# [Records]
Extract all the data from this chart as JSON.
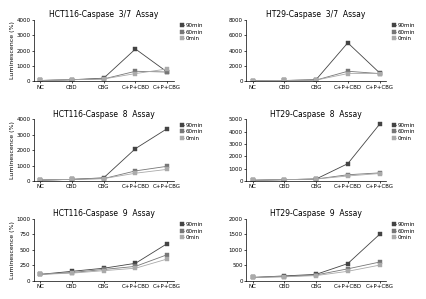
{
  "panels": [
    {
      "title": "HCT116-Caspase  3/7  Assay",
      "xlabels": [
        "NC",
        "CBD",
        "CBG",
        "C+P+CBD",
        "C+P+CBG"
      ],
      "series": [
        {
          "label": "90min",
          "values": [
            50,
            100,
            200,
            2100,
            600
          ],
          "color": "#444444"
        },
        {
          "label": "60min",
          "values": [
            50,
            100,
            150,
            650,
            600
          ],
          "color": "#777777"
        },
        {
          "label": "0min",
          "values": [
            50,
            100,
            150,
            500,
            800
          ],
          "color": "#aaaaaa"
        }
      ],
      "ylim": [
        0,
        4000
      ],
      "yticks": [
        0,
        1000,
        2000,
        3000,
        4000
      ]
    },
    {
      "title": "HT29-Caspase  3/7  Assay",
      "xlabels": [
        "NC",
        "CBD",
        "CBG",
        "C+P+CBD",
        "C+P+CBG"
      ],
      "series": [
        {
          "label": "90min",
          "values": [
            50,
            100,
            200,
            5000,
            1100
          ],
          "color": "#444444"
        },
        {
          "label": "60min",
          "values": [
            50,
            100,
            150,
            1300,
            1000
          ],
          "color": "#777777"
        },
        {
          "label": "0min",
          "values": [
            50,
            100,
            150,
            1000,
            1000
          ],
          "color": "#aaaaaa"
        }
      ],
      "ylim": [
        0,
        8000
      ],
      "yticks": [
        0,
        2000,
        4000,
        6000,
        8000
      ]
    },
    {
      "title": "HCT116-Caspase  8  Assay",
      "xlabels": [
        "NC",
        "CBD",
        "CBG",
        "C+P+CBD",
        "C+P+CBG"
      ],
      "series": [
        {
          "label": "90min",
          "values": [
            50,
            100,
            200,
            2100,
            3400
          ],
          "color": "#444444"
        },
        {
          "label": "60min",
          "values": [
            50,
            100,
            150,
            650,
            950
          ],
          "color": "#777777"
        },
        {
          "label": "0min",
          "values": [
            50,
            100,
            150,
            500,
            750
          ],
          "color": "#aaaaaa"
        }
      ],
      "ylim": [
        0,
        4000
      ],
      "yticks": [
        0,
        1000,
        2000,
        3000,
        4000
      ]
    },
    {
      "title": "HT29-Caspase  8  Assay",
      "xlabels": [
        "NC",
        "CBD",
        "CBG",
        "C+P+CBD",
        "C+P+CBG"
      ],
      "series": [
        {
          "label": "90min",
          "values": [
            50,
            100,
            150,
            1400,
            4600
          ],
          "color": "#444444"
        },
        {
          "label": "60min",
          "values": [
            50,
            100,
            150,
            500,
            650
          ],
          "color": "#777777"
        },
        {
          "label": "0min",
          "values": [
            50,
            100,
            150,
            400,
            600
          ],
          "color": "#aaaaaa"
        }
      ],
      "ylim": [
        0,
        5000
      ],
      "yticks": [
        0,
        1000,
        2000,
        3000,
        4000,
        5000
      ]
    },
    {
      "title": "HCT116-Caspase  9  Assay",
      "xlabels": [
        "NC",
        "CBD",
        "CBG",
        "C+P+CBD",
        "C+P+CBG"
      ],
      "series": [
        {
          "label": "90min",
          "values": [
            100,
            150,
            200,
            280,
            600
          ],
          "color": "#444444"
        },
        {
          "label": "60min",
          "values": [
            100,
            130,
            180,
            230,
            420
          ],
          "color": "#777777"
        },
        {
          "label": "0min",
          "values": [
            100,
            120,
            160,
            200,
            350
          ],
          "color": "#aaaaaa"
        }
      ],
      "ylim": [
        0,
        1000
      ],
      "yticks": [
        0,
        250,
        500,
        750,
        1000
      ]
    },
    {
      "title": "HT29-Caspase  9  Assay",
      "xlabels": [
        "NC",
        "CBD",
        "CBG",
        "C+P+CBD",
        "C+P+CBG"
      ],
      "series": [
        {
          "label": "90min",
          "values": [
            100,
            150,
            200,
            550,
            1500
          ],
          "color": "#444444"
        },
        {
          "label": "60min",
          "values": [
            100,
            130,
            180,
            380,
            600
          ],
          "color": "#777777"
        },
        {
          "label": "0min",
          "values": [
            100,
            120,
            160,
            300,
            500
          ],
          "color": "#aaaaaa"
        }
      ],
      "ylim": [
        0,
        2000
      ],
      "yticks": [
        0,
        500,
        1000,
        1500,
        2000
      ]
    }
  ],
  "ylabel": "Luminescence (%)",
  "background_color": "#ffffff",
  "title_fontsize": 5.5,
  "axis_fontsize": 4.5,
  "tick_fontsize": 4.0,
  "legend_fontsize": 4.0,
  "marker_size": 2.5,
  "linewidth": 0.6
}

# [What the exercise asks]
In the copy you write, the data above must appear exactly, with no pictures.

# [Written solution]
Extract all the data from this chart as JSON.
{
  "panels": [
    {
      "title": "HCT116-Caspase  3/7  Assay",
      "xlabels": [
        "NC",
        "CBD",
        "CBG",
        "C+P+CBD",
        "C+P+CBG"
      ],
      "series": [
        {
          "label": "90min",
          "values": [
            50,
            100,
            200,
            2100,
            600
          ],
          "color": "#444444"
        },
        {
          "label": "60min",
          "values": [
            50,
            100,
            150,
            650,
            600
          ],
          "color": "#777777"
        },
        {
          "label": "0min",
          "values": [
            50,
            100,
            150,
            500,
            800
          ],
          "color": "#aaaaaa"
        }
      ],
      "ylim": [
        0,
        4000
      ],
      "yticks": [
        0,
        1000,
        2000,
        3000,
        4000
      ]
    },
    {
      "title": "HT29-Caspase  3/7  Assay",
      "xlabels": [
        "NC",
        "CBD",
        "CBG",
        "C+P+CBD",
        "C+P+CBG"
      ],
      "series": [
        {
          "label": "90min",
          "values": [
            50,
            100,
            200,
            5000,
            1100
          ],
          "color": "#444444"
        },
        {
          "label": "60min",
          "values": [
            50,
            100,
            150,
            1300,
            1000
          ],
          "color": "#777777"
        },
        {
          "label": "0min",
          "values": [
            50,
            100,
            150,
            1000,
            1000
          ],
          "color": "#aaaaaa"
        }
      ],
      "ylim": [
        0,
        8000
      ],
      "yticks": [
        0,
        2000,
        4000,
        6000,
        8000
      ]
    },
    {
      "title": "HCT116-Caspase  8  Assay",
      "xlabels": [
        "NC",
        "CBD",
        "CBG",
        "C+P+CBD",
        "C+P+CBG"
      ],
      "series": [
        {
          "label": "90min",
          "values": [
            50,
            100,
            200,
            2100,
            3400
          ],
          "color": "#444444"
        },
        {
          "label": "60min",
          "values": [
            50,
            100,
            150,
            650,
            950
          ],
          "color": "#777777"
        },
        {
          "label": "0min",
          "values": [
            50,
            100,
            150,
            500,
            750
          ],
          "color": "#aaaaaa"
        }
      ],
      "ylim": [
        0,
        4000
      ],
      "yticks": [
        0,
        1000,
        2000,
        3000,
        4000
      ]
    },
    {
      "title": "HT29-Caspase  8  Assay",
      "xlabels": [
        "NC",
        "CBD",
        "CBG",
        "C+P+CBD",
        "C+P+CBG"
      ],
      "series": [
        {
          "label": "90min",
          "values": [
            50,
            100,
            150,
            1400,
            4600
          ],
          "color": "#444444"
        },
        {
          "label": "60min",
          "values": [
            50,
            100,
            150,
            500,
            650
          ],
          "color": "#777777"
        },
        {
          "label": "0min",
          "values": [
            50,
            100,
            150,
            400,
            600
          ],
          "color": "#aaaaaa"
        }
      ],
      "ylim": [
        0,
        5000
      ],
      "yticks": [
        0,
        1000,
        2000,
        3000,
        4000,
        5000
      ]
    },
    {
      "title": "HCT116-Caspase  9  Assay",
      "xlabels": [
        "NC",
        "CBD",
        "CBG",
        "C+P+CBD",
        "C+P+CBG"
      ],
      "series": [
        {
          "label": "90min",
          "values": [
            100,
            150,
            200,
            280,
            600
          ],
          "color": "#444444"
        },
        {
          "label": "60min",
          "values": [
            100,
            130,
            180,
            230,
            420
          ],
          "color": "#777777"
        },
        {
          "label": "0min",
          "values": [
            100,
            120,
            160,
            200,
            350
          ],
          "color": "#aaaaaa"
        }
      ],
      "ylim": [
        0,
        1000
      ],
      "yticks": [
        0,
        250,
        500,
        750,
        1000
      ]
    },
    {
      "title": "HT29-Caspase  9  Assay",
      "xlabels": [
        "NC",
        "CBD",
        "CBG",
        "C+P+CBD",
        "C+P+CBG"
      ],
      "series": [
        {
          "label": "90min",
          "values": [
            100,
            150,
            200,
            550,
            1500
          ],
          "color": "#444444"
        },
        {
          "label": "60min",
          "values": [
            100,
            130,
            180,
            380,
            600
          ],
          "color": "#777777"
        },
        {
          "label": "0min",
          "values": [
            100,
            120,
            160,
            300,
            500
          ],
          "color": "#aaaaaa"
        }
      ],
      "ylim": [
        0,
        2000
      ],
      "yticks": [
        0,
        500,
        1000,
        1500,
        2000
      ]
    }
  ],
  "ylabel": "Luminescence (%)",
  "background_color": "#ffffff",
  "title_fontsize": 5.5,
  "axis_fontsize": 4.5,
  "tick_fontsize": 4.0,
  "legend_fontsize": 4.0,
  "marker_size": 2.5,
  "linewidth": 0.6
}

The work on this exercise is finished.